REQUEST >> Keep only the lines of the data below that contain "Professional", and copy them.

MATERIAL >>
------------------------------------

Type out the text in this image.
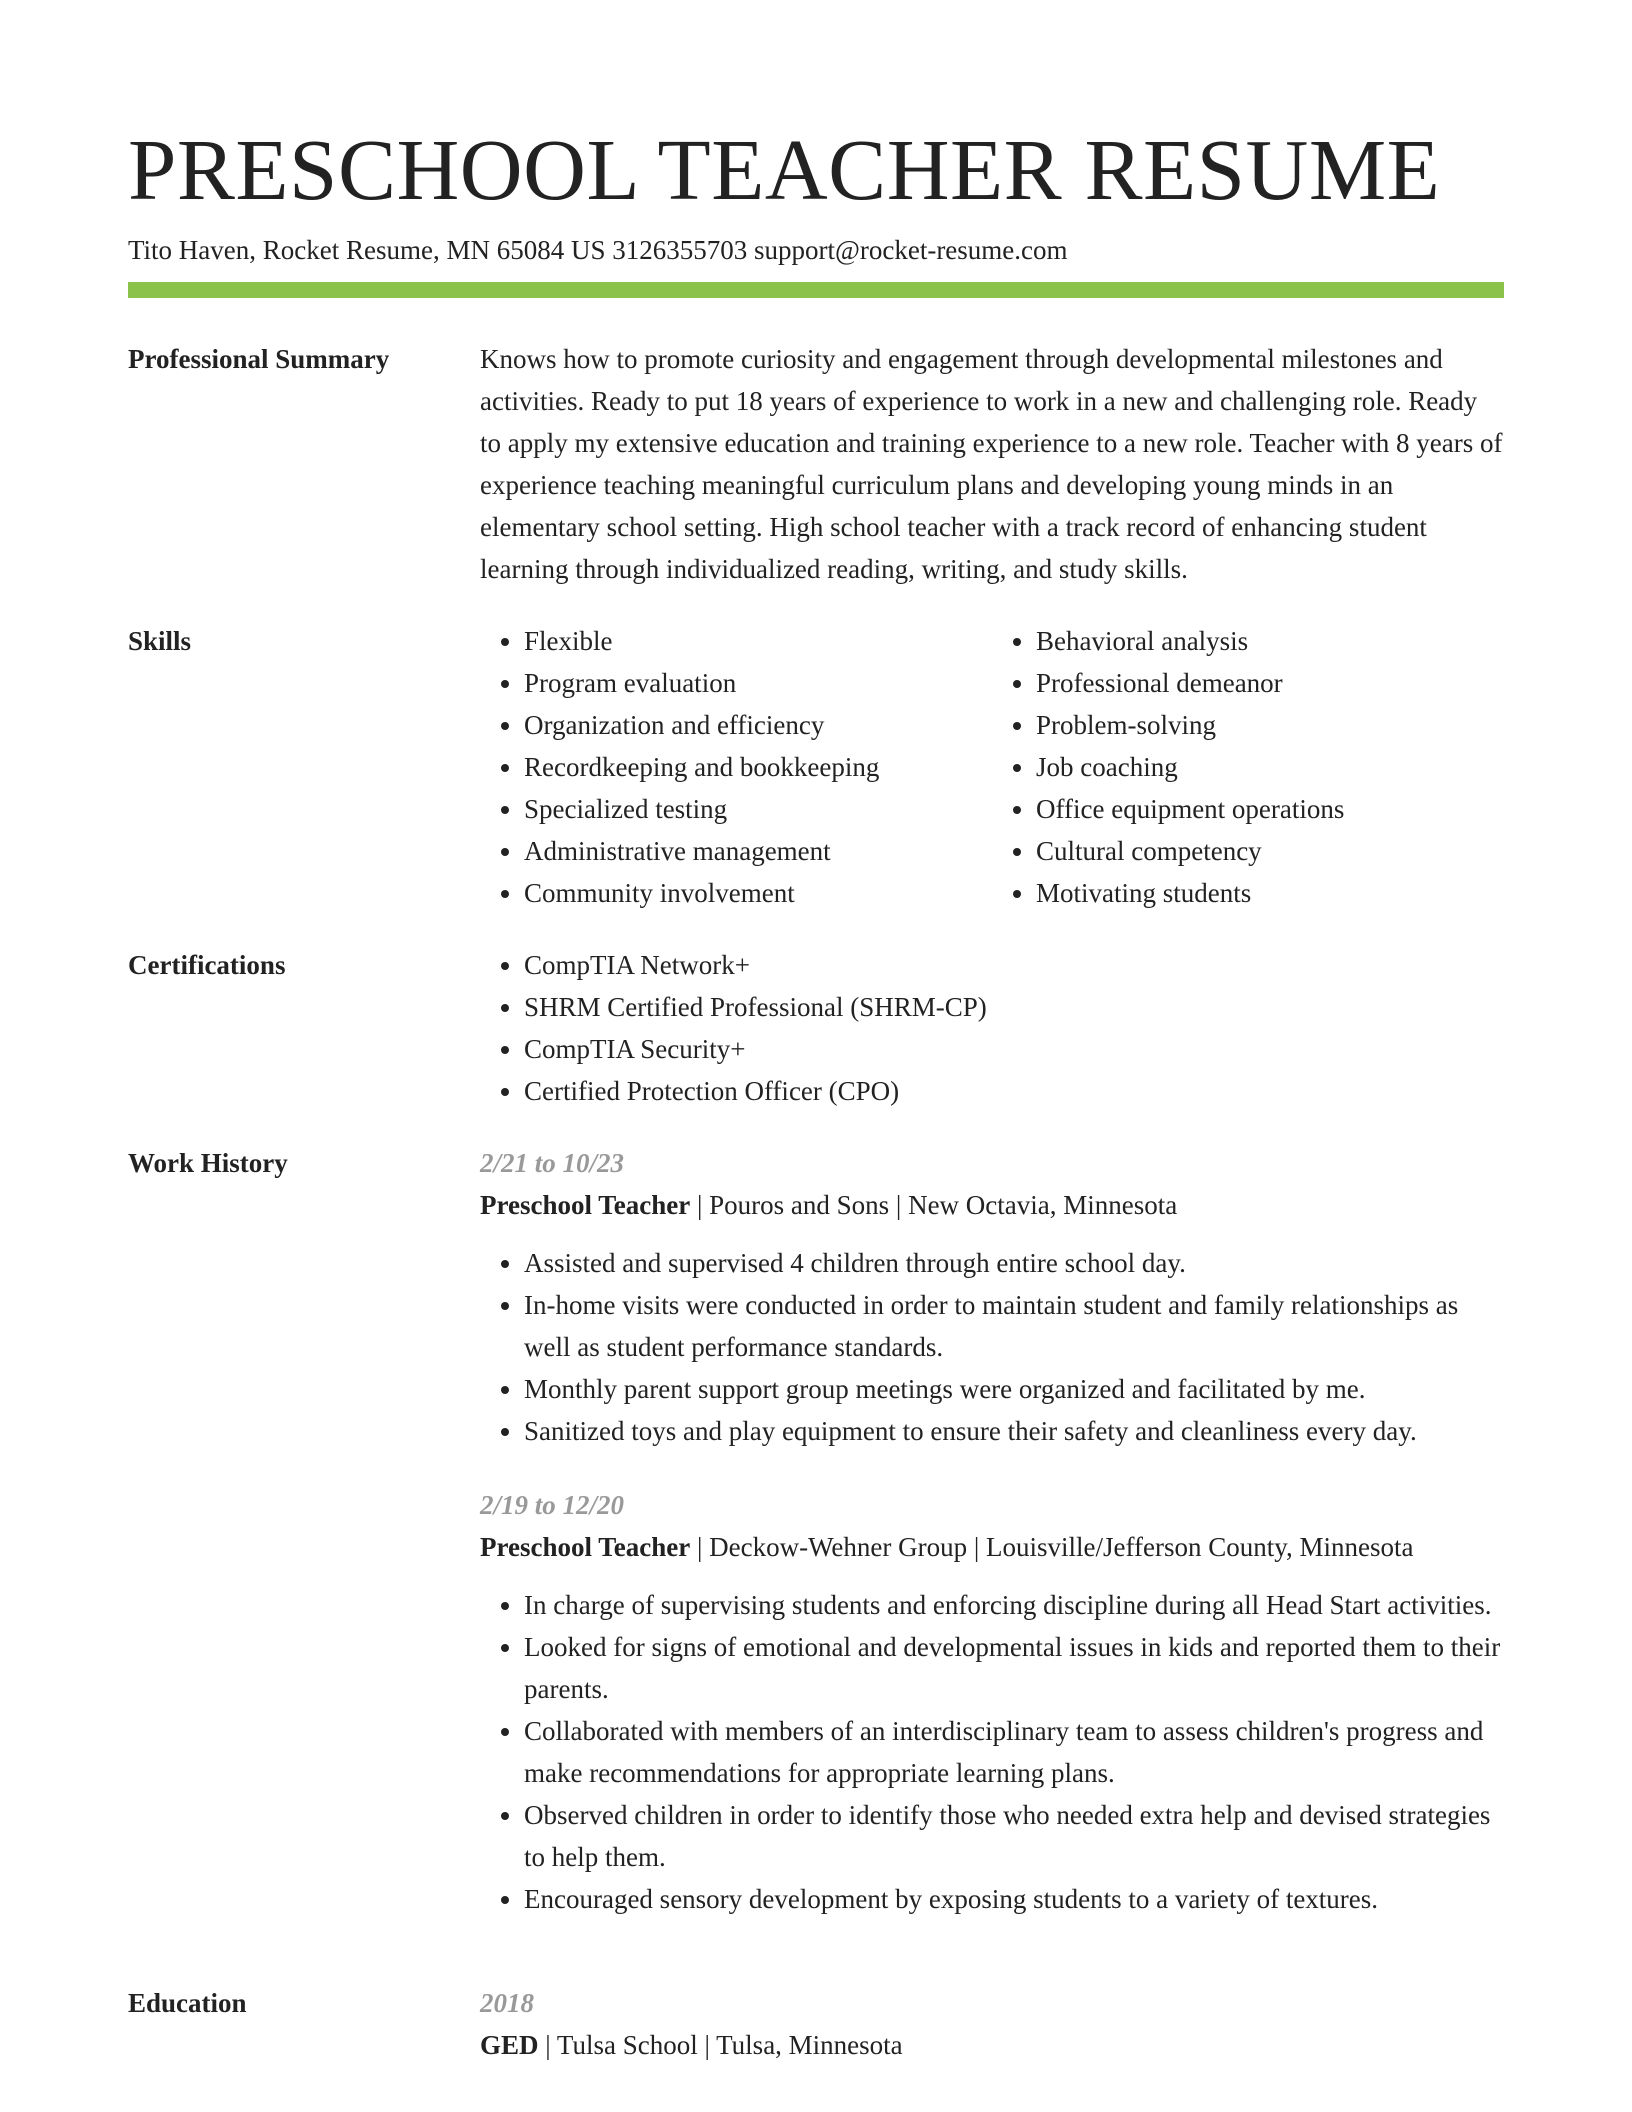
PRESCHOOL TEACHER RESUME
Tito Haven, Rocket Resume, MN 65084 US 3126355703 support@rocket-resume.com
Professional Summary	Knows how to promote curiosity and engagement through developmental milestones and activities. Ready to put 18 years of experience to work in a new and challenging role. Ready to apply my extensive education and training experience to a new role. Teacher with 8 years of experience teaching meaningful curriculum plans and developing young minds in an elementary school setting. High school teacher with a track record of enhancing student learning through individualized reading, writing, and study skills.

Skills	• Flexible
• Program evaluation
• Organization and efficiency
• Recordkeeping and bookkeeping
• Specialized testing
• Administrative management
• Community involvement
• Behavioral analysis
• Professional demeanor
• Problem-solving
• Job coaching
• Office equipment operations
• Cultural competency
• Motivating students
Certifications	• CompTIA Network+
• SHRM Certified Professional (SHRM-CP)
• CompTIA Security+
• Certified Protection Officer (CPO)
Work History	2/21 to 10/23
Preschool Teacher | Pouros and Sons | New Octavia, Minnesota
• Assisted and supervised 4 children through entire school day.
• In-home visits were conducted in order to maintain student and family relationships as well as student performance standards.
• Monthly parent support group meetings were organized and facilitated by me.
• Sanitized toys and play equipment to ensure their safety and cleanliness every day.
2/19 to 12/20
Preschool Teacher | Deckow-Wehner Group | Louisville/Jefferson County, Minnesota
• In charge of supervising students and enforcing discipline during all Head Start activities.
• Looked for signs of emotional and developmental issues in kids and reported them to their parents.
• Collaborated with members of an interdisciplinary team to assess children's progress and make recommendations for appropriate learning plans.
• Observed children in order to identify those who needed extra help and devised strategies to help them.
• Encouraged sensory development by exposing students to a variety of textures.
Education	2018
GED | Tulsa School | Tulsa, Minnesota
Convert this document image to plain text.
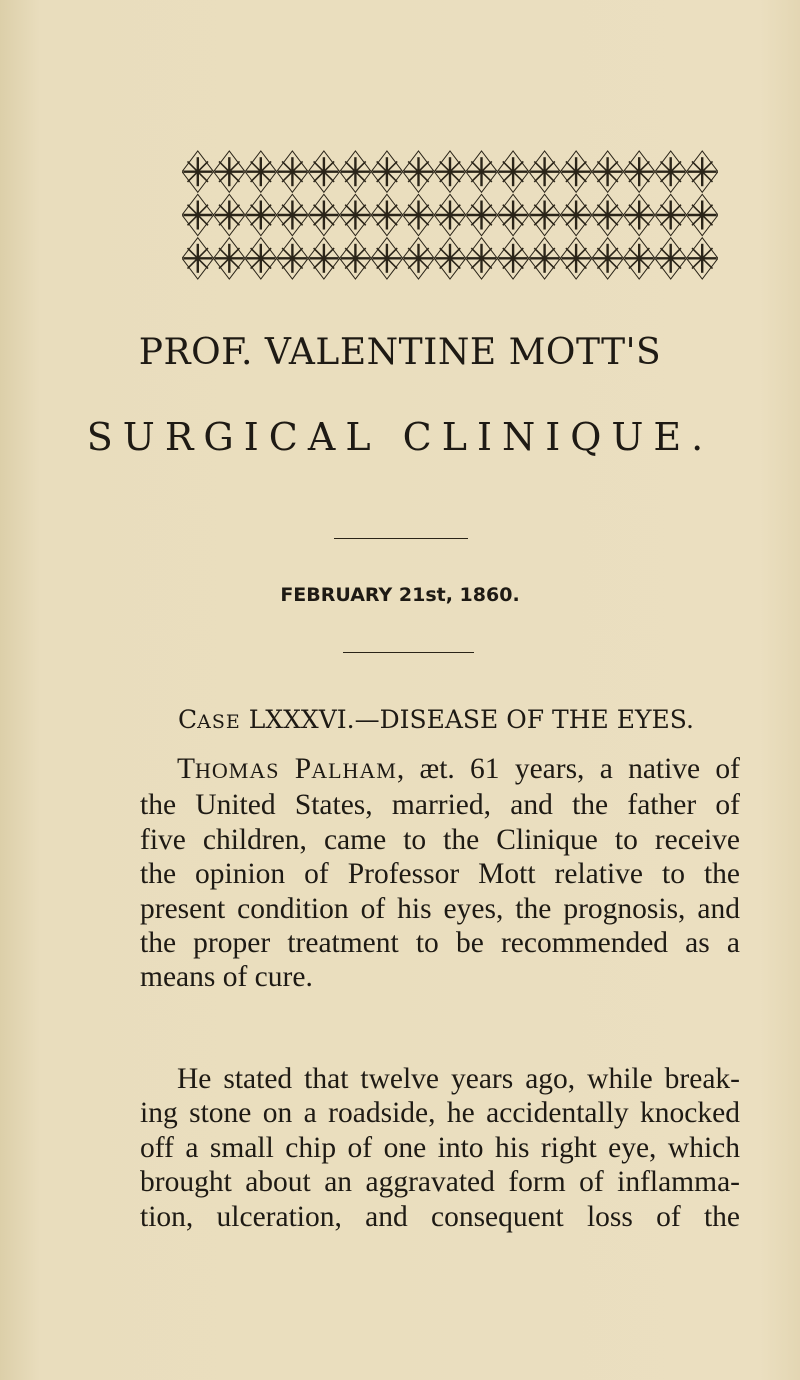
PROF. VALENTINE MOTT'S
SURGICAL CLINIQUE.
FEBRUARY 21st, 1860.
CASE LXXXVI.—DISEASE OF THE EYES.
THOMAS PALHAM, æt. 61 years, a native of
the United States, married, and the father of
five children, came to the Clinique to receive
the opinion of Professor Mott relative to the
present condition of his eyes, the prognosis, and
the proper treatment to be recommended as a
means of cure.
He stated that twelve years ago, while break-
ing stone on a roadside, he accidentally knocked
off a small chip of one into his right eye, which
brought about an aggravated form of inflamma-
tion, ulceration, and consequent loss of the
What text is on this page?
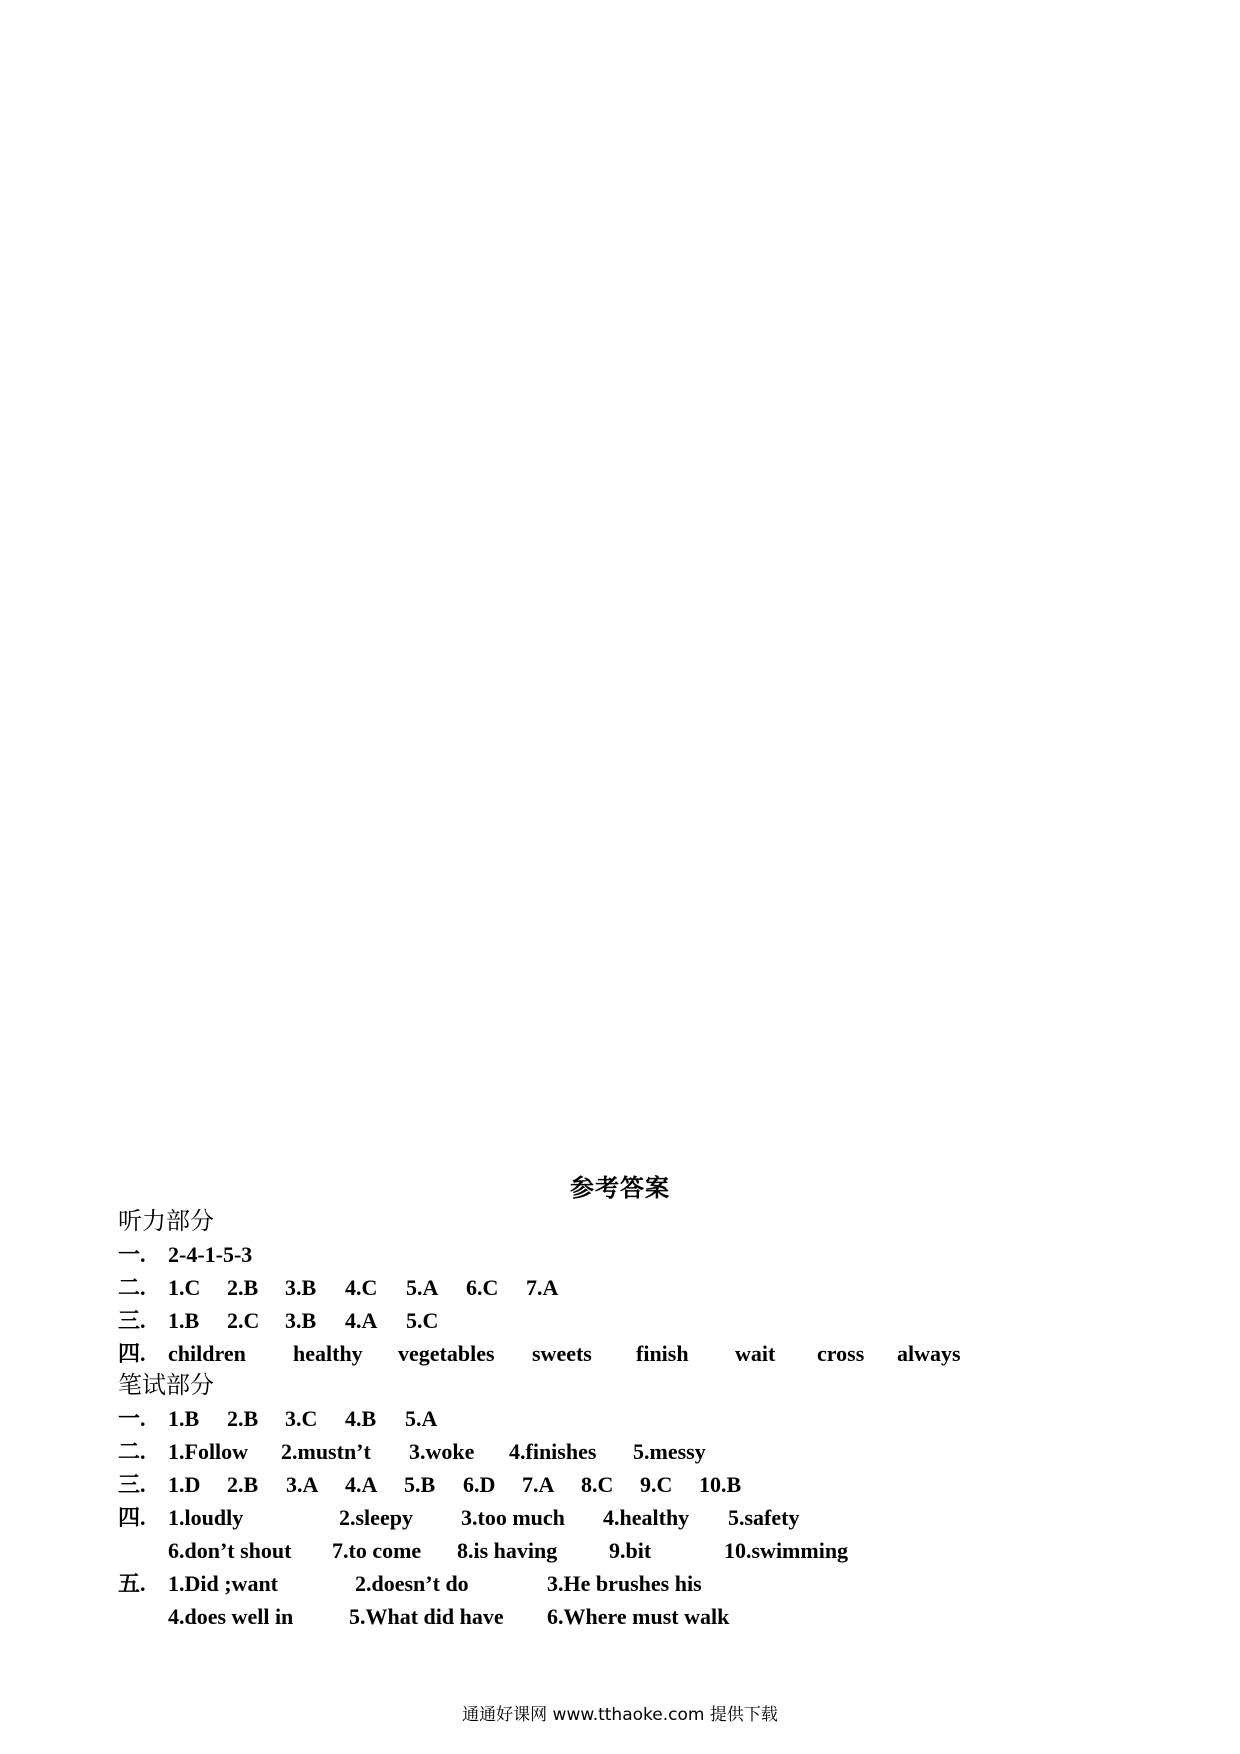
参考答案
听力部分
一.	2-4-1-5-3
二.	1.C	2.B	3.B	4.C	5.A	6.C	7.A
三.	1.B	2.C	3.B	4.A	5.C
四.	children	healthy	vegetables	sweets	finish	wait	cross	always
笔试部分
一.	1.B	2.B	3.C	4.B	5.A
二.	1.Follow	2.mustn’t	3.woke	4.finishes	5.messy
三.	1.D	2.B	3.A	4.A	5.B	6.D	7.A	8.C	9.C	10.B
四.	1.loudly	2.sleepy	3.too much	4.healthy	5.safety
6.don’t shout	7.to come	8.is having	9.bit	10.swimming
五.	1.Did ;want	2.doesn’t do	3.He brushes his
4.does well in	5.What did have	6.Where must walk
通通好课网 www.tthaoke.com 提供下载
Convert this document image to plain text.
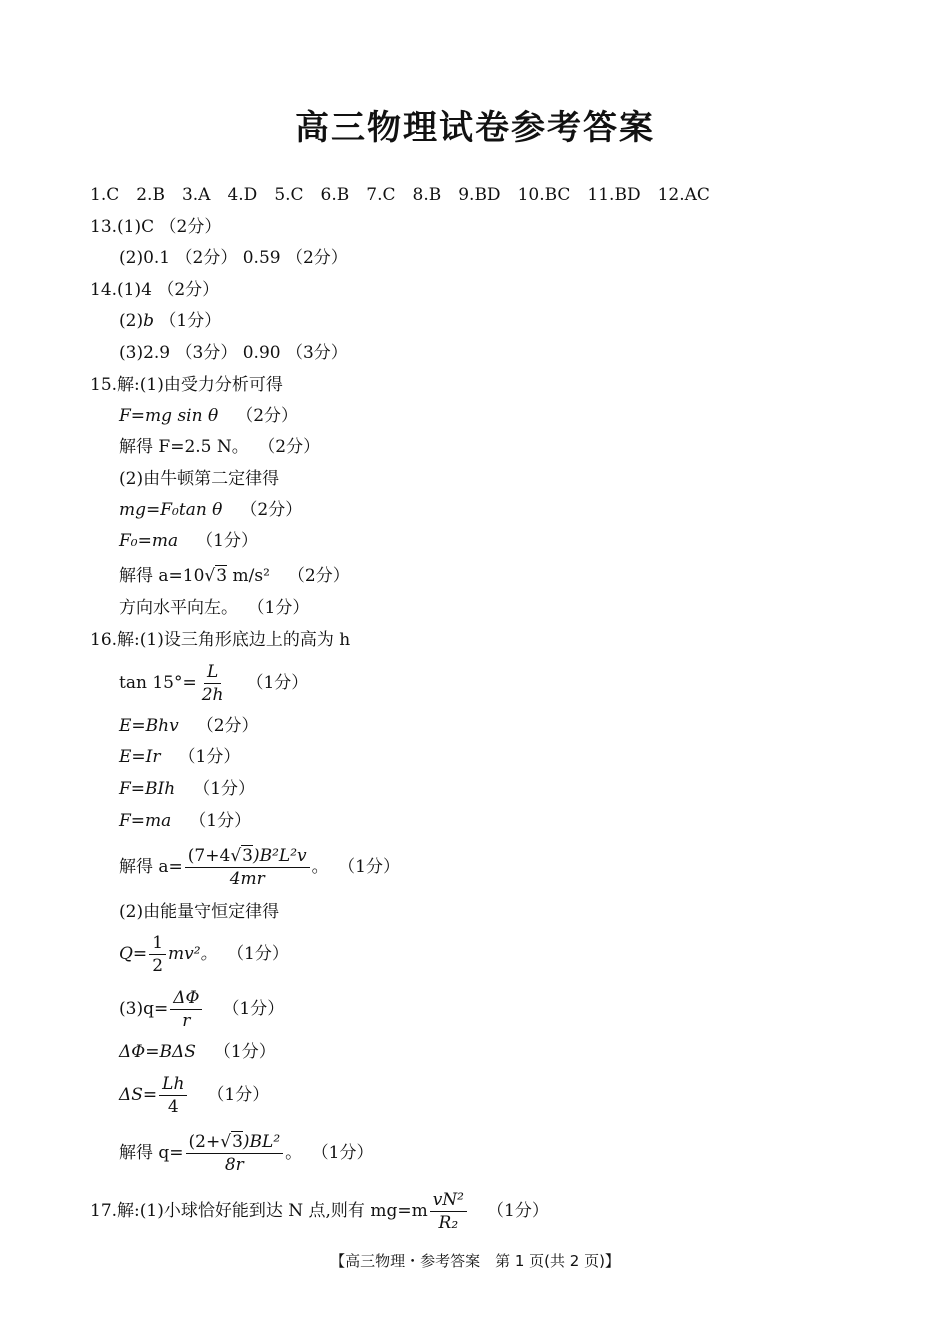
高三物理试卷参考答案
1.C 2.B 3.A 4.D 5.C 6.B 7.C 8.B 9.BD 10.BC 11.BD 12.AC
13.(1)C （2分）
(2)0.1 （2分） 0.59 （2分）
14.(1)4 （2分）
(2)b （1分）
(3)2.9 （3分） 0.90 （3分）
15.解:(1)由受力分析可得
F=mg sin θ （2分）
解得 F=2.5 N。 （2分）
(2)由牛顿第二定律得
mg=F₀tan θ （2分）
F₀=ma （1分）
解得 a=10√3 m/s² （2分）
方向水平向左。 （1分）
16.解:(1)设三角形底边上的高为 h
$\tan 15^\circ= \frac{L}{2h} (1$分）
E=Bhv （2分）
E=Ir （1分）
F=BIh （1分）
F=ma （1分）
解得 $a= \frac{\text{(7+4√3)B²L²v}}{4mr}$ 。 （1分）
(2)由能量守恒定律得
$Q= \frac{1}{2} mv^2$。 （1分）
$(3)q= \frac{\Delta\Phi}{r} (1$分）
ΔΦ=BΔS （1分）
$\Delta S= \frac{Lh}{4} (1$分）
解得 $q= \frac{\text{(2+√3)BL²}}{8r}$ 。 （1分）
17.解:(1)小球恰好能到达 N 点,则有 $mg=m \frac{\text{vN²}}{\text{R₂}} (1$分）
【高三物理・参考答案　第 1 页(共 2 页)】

------------------------------------

WRITTEN ANSWER >>
Professional Summary	Knows how to promote curiosity and engagement through developmental milestones and activities. Ready to put 18 years of experience to work in a new and challenging role. Ready to apply my extensive education and training experience to a new role. Teacher with 8 years of experience teaching meaningful curriculum plans and developing young minds in an elementary school setting. High school teacher with a track record of enhancing student learning through individualized reading, writing, and study skills.
• Professional demeanor
• SHRM Certified Professional (SHRM-CP)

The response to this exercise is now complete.